[Data listing]

** Start **

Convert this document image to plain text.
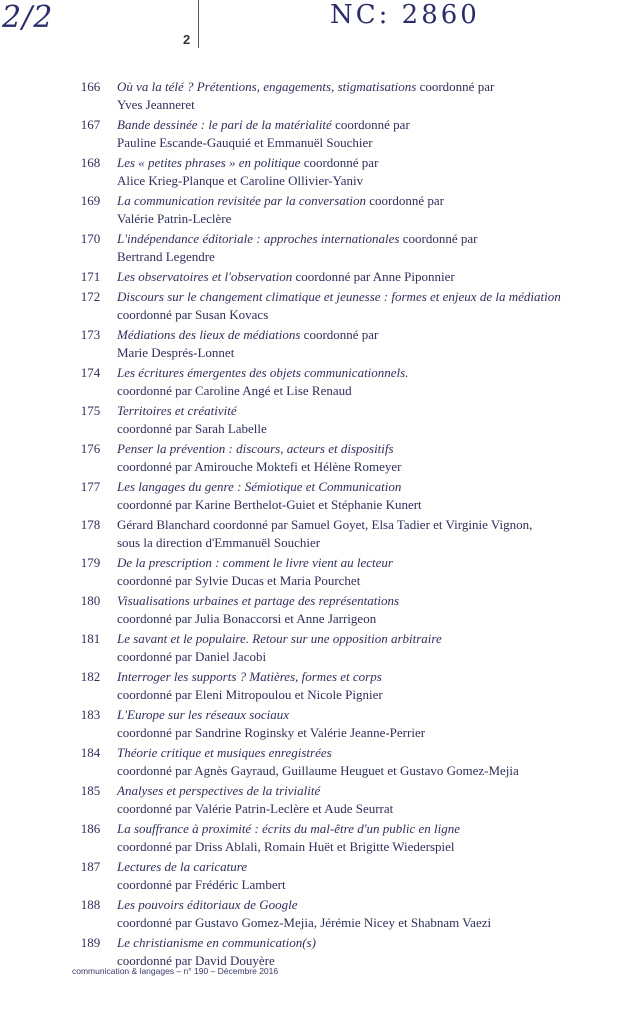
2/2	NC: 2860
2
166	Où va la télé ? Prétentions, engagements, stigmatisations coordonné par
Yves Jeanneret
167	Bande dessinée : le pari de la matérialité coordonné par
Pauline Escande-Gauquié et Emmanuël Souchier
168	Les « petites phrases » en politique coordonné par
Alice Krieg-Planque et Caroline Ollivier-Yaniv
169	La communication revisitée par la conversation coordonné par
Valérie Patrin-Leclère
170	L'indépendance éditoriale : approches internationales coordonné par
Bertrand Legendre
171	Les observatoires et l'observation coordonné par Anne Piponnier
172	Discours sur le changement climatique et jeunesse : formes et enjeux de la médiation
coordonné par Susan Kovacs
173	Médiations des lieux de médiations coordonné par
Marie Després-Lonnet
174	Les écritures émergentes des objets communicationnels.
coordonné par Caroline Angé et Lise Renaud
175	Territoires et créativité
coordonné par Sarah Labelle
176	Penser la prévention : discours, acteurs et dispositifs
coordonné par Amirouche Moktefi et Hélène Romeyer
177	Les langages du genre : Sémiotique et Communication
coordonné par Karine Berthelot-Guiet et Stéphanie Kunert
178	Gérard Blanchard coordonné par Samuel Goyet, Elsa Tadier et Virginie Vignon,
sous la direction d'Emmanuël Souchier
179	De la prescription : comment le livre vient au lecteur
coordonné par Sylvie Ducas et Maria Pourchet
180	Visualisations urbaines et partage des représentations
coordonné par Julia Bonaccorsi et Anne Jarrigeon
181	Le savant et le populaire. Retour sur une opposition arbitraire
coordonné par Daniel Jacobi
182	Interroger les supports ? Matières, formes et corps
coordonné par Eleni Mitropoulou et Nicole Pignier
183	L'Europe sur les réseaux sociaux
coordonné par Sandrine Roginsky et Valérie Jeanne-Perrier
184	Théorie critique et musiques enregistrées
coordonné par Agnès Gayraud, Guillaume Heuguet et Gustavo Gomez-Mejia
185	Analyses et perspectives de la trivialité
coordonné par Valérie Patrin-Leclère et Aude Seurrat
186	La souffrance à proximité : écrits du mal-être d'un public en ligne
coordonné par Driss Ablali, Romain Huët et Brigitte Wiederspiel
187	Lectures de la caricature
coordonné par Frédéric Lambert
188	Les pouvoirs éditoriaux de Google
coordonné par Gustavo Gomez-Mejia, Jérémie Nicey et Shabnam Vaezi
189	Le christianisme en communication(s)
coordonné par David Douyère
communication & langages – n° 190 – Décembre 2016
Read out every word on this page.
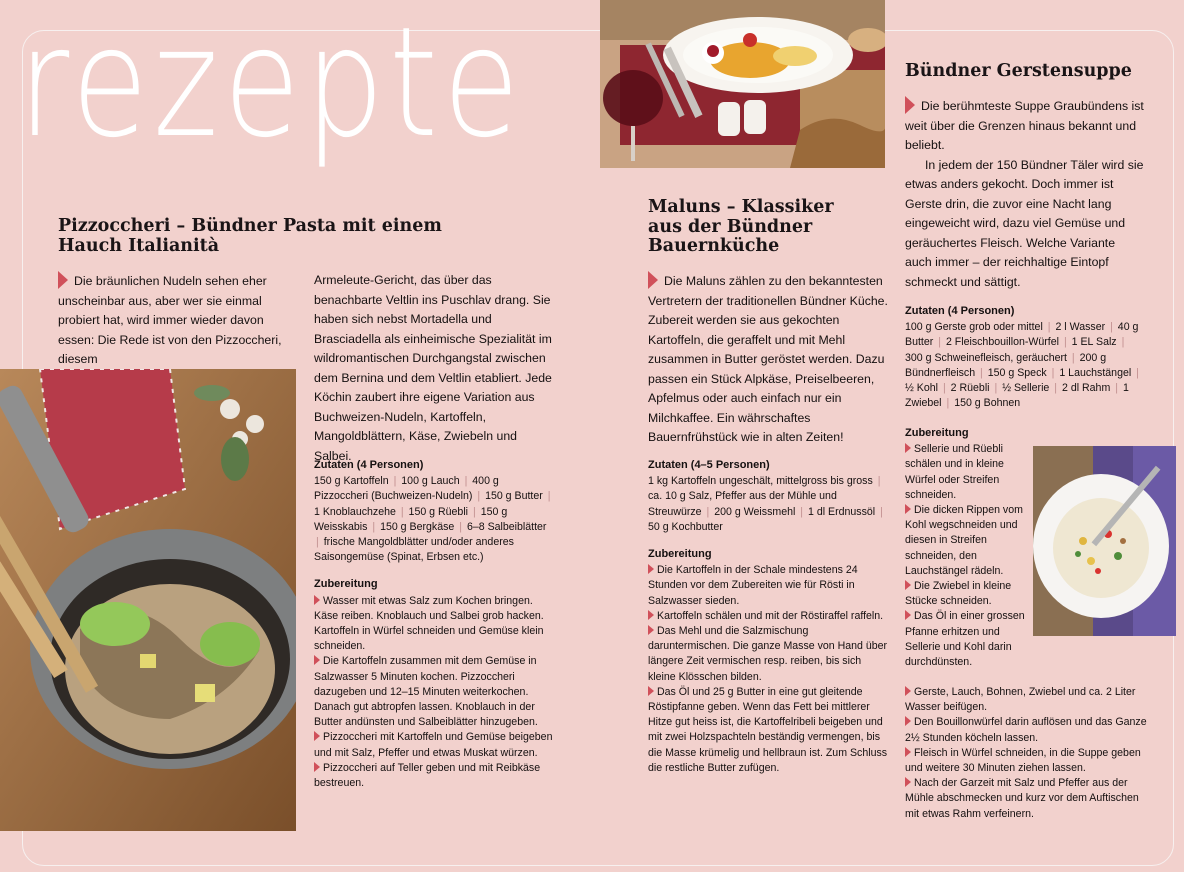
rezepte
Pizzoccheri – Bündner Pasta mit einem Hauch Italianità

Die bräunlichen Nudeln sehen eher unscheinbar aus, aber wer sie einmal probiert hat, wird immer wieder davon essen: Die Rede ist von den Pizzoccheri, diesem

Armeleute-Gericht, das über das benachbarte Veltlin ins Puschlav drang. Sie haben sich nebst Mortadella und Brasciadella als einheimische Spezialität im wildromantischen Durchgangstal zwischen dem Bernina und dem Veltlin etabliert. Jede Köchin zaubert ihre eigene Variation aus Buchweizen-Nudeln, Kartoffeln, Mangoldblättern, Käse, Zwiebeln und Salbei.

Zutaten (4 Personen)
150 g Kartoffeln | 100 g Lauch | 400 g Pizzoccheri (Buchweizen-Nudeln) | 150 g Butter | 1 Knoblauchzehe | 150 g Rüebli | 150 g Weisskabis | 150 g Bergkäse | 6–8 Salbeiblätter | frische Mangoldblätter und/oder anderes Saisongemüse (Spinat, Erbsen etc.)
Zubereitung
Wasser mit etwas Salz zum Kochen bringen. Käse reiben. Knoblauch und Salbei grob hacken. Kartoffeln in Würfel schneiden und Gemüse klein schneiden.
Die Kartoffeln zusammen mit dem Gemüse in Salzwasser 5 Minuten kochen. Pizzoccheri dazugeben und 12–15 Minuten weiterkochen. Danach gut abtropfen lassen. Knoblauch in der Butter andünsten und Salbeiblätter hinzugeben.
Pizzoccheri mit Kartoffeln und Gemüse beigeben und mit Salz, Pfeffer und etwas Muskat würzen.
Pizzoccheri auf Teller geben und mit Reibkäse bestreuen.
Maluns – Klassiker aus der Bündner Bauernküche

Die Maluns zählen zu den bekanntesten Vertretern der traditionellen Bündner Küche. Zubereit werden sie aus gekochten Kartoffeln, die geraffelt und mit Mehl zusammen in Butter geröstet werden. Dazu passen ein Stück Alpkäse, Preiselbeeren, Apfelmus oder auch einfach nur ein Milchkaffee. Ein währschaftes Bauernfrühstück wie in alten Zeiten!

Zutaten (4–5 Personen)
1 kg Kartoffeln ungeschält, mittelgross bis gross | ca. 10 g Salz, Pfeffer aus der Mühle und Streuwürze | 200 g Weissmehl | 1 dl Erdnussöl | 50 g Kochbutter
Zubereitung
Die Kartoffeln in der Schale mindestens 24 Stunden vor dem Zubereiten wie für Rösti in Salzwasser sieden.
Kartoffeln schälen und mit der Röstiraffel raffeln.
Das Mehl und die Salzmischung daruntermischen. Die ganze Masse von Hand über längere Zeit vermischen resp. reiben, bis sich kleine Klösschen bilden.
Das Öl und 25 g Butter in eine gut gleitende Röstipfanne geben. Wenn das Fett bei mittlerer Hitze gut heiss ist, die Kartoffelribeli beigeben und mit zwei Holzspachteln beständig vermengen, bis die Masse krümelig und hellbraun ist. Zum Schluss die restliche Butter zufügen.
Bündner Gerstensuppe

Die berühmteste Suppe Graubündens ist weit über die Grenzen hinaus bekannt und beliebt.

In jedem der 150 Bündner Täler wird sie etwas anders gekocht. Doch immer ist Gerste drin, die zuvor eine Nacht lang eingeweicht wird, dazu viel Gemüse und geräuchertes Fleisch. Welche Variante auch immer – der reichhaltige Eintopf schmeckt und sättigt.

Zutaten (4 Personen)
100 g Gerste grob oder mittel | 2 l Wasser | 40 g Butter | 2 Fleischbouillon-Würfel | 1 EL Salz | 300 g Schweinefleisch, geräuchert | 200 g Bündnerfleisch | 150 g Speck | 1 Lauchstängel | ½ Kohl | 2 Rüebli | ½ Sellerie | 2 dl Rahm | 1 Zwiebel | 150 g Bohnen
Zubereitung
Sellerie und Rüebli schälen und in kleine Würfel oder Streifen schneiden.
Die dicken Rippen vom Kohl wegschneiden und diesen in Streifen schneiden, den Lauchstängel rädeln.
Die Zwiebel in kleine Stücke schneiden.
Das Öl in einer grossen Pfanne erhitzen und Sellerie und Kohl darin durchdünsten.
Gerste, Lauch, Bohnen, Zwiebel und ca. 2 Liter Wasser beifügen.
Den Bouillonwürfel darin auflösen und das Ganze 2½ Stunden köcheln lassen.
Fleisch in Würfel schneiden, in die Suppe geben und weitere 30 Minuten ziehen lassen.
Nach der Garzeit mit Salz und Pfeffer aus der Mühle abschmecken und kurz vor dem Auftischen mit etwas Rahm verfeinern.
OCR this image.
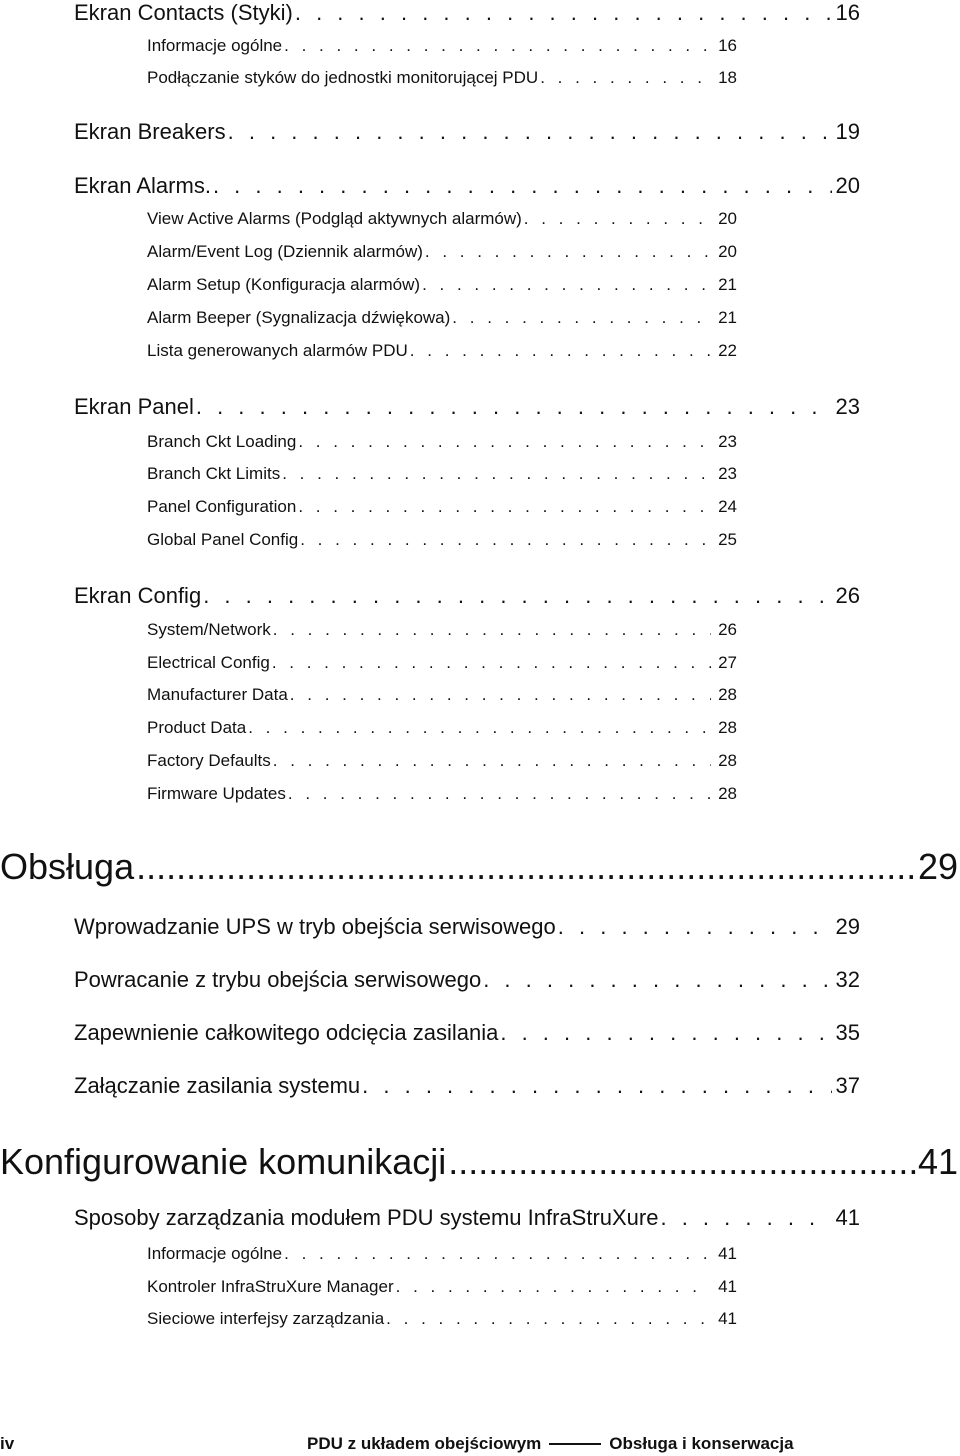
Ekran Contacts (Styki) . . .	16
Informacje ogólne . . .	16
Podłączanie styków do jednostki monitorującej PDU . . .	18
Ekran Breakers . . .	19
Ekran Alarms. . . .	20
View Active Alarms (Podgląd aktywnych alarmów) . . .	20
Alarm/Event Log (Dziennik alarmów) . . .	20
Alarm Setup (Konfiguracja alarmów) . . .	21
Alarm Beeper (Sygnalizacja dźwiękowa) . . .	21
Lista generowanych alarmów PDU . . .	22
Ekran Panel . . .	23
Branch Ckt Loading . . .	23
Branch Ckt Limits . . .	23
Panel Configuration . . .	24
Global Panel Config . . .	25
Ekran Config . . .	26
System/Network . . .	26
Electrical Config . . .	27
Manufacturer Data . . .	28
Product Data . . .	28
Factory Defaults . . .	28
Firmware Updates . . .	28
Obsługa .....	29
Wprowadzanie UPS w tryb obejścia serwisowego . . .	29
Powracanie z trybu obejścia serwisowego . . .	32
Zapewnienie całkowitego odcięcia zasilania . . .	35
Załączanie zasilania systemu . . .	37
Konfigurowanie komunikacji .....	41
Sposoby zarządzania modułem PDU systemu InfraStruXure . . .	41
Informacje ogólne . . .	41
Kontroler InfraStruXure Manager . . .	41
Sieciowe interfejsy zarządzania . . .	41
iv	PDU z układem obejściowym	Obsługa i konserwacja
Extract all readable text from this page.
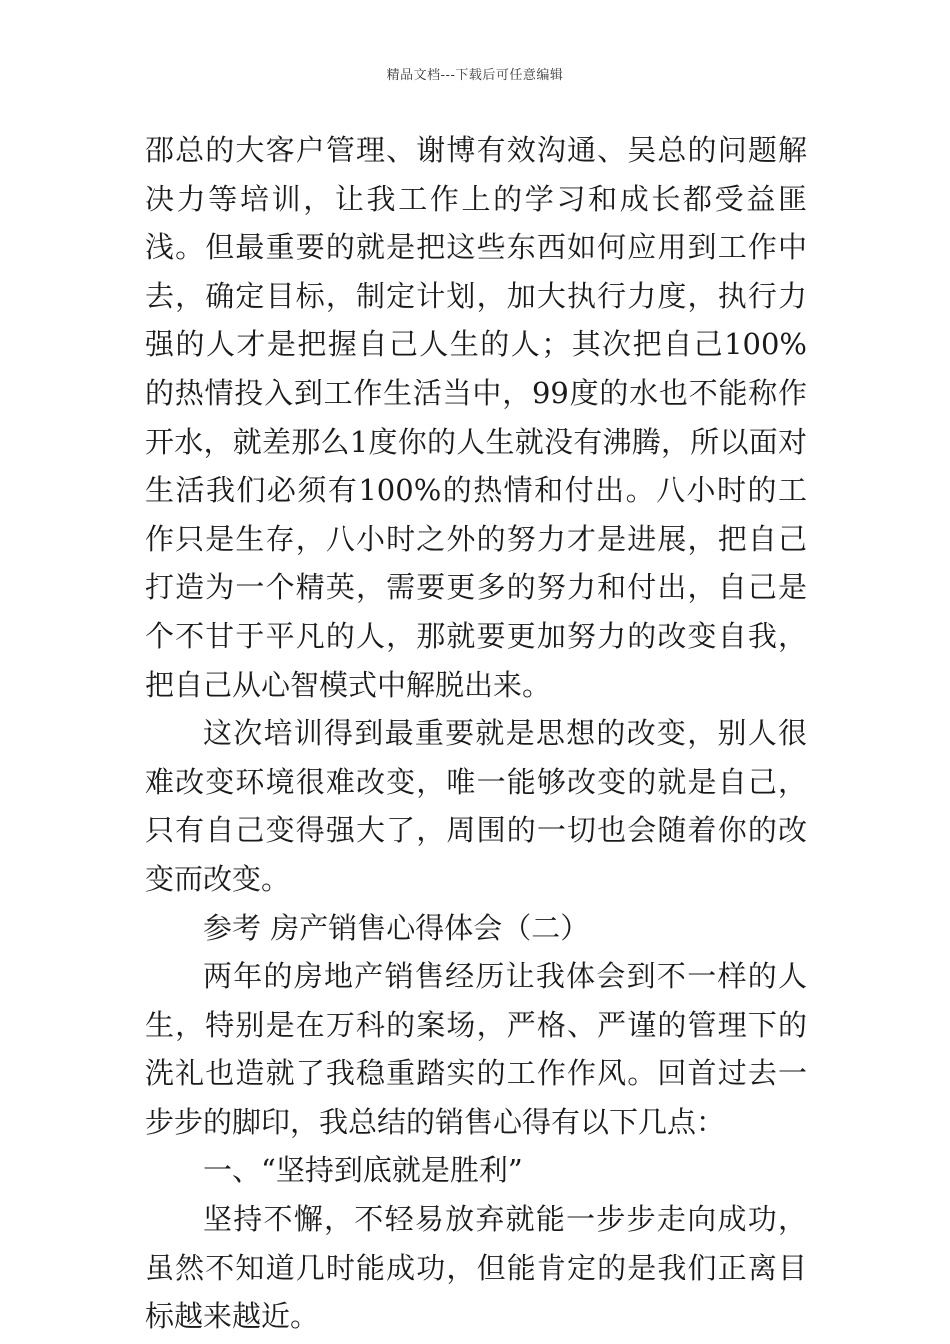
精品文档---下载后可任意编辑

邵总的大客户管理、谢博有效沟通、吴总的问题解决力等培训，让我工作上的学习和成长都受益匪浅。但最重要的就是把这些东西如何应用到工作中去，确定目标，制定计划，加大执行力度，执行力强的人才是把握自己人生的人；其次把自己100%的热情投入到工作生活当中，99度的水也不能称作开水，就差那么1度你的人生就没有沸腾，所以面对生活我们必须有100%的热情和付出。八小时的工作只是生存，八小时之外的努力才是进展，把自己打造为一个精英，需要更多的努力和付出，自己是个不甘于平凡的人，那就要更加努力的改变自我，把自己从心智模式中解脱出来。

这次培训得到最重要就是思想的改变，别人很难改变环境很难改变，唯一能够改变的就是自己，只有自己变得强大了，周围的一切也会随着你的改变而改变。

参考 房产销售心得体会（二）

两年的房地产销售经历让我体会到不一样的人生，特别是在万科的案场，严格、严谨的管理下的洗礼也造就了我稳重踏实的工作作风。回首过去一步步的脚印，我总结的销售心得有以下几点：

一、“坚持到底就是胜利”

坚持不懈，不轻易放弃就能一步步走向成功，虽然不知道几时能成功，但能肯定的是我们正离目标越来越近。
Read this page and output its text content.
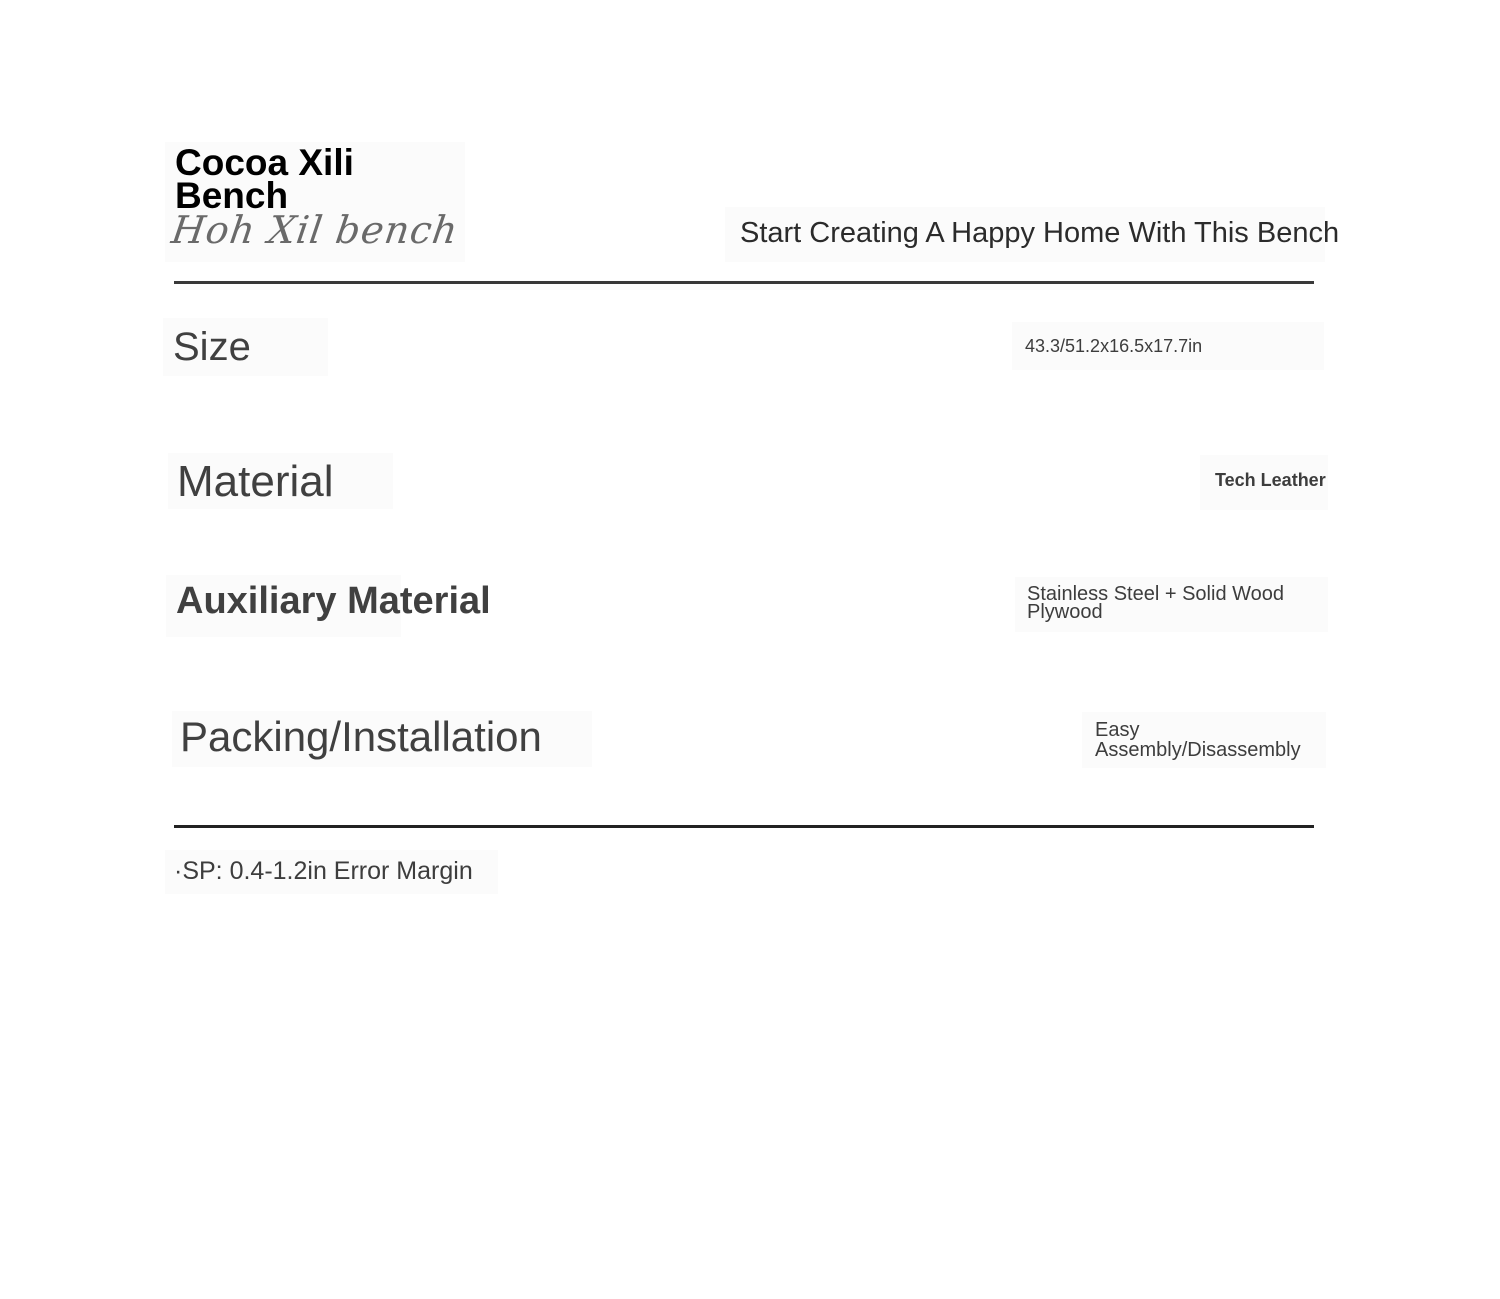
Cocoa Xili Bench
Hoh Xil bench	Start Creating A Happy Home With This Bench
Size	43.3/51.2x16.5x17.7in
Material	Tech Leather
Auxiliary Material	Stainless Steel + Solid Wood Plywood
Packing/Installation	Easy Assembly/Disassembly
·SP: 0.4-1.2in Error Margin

** End **

TO DO:
Extract word for word every line from the line that contains "Read this page and output its text content." to the final line of the data, both included, and nothing else; skip the pictures.

EXPECTED ANSWER:
Read this page and output its text content.
Cocoa Xili Bench
Hoh Xil bench	Start Creating A Happy Home With This Bench
Size	43.3/51.2x16.5x17.7in
Material	Tech Leather
Auxiliary Material	Stainless Steel + Solid Wood Plywood
Packing/Installation	Easy Assembly/Disassembly
·SP: 0.4-1.2in Error Margin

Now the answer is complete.